### Work order
From the entries that follow, report every line in which "title" occurs.

### Exercise material
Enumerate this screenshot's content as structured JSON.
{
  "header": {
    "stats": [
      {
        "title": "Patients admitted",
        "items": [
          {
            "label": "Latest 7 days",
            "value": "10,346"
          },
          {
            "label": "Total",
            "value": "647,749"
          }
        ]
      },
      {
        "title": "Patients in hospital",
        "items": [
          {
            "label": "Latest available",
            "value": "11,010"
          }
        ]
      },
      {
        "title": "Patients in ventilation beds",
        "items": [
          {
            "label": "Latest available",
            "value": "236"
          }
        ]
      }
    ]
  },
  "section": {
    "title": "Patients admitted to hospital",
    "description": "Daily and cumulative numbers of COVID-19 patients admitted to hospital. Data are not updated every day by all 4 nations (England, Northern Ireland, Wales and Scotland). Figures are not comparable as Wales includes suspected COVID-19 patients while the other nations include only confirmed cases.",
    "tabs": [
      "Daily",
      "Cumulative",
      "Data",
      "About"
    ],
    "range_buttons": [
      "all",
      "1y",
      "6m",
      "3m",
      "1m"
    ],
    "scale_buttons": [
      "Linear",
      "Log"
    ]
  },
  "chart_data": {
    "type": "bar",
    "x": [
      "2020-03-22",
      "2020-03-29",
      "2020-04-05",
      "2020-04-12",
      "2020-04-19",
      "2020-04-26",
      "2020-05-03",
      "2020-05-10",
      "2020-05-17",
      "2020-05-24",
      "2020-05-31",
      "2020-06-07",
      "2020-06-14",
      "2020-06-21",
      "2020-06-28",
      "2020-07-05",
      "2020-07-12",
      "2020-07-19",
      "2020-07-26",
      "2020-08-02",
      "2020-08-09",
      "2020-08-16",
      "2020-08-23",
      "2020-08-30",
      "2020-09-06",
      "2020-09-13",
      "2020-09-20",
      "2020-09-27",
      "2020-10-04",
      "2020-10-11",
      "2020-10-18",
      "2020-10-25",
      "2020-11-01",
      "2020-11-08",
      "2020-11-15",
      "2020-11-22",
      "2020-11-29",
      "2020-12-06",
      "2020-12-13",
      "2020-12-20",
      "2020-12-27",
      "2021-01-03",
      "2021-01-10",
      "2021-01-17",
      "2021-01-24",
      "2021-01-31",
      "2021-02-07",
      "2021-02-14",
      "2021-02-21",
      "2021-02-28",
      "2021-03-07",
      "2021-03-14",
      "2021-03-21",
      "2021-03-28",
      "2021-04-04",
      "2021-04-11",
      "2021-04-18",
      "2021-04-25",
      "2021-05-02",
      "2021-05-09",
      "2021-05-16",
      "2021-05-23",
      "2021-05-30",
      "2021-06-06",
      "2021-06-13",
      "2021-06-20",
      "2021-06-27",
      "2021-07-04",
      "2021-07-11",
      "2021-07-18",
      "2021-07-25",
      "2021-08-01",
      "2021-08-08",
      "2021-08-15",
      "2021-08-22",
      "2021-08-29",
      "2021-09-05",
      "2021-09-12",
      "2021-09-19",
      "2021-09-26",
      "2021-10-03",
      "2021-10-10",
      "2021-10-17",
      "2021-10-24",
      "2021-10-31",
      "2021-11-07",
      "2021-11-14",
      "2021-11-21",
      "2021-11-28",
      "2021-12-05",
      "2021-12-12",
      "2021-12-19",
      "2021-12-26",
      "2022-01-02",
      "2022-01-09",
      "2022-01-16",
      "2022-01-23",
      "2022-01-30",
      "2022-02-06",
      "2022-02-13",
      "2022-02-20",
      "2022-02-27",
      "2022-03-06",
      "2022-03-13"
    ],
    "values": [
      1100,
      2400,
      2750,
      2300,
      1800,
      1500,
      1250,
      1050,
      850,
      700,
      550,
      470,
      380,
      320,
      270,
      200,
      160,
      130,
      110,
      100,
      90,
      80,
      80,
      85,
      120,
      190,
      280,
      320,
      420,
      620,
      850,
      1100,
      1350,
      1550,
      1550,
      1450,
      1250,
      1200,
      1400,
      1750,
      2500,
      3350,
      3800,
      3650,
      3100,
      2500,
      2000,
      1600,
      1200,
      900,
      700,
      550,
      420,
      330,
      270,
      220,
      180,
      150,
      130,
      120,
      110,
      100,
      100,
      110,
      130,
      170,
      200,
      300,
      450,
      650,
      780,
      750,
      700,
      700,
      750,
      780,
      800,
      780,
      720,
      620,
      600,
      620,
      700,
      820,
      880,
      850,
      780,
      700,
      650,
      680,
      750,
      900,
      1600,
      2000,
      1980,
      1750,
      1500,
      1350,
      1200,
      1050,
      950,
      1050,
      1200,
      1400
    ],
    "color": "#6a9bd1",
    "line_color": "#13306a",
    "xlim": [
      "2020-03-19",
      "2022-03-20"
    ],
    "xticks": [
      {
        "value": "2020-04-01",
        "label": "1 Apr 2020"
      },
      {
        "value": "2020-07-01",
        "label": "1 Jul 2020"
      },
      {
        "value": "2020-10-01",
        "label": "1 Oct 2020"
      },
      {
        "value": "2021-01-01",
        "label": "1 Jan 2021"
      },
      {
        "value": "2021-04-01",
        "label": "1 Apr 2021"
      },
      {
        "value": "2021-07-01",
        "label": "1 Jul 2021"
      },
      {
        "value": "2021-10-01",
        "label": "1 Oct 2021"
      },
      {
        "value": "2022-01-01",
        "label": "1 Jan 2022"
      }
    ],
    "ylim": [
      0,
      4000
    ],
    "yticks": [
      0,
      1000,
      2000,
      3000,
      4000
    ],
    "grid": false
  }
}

### Exercise solution
        "title": "Patients admitted",
        "title": "Patients in hospital",
        "title": "Patients in ventilation beds",
    "title": "Patients admitted to hospital",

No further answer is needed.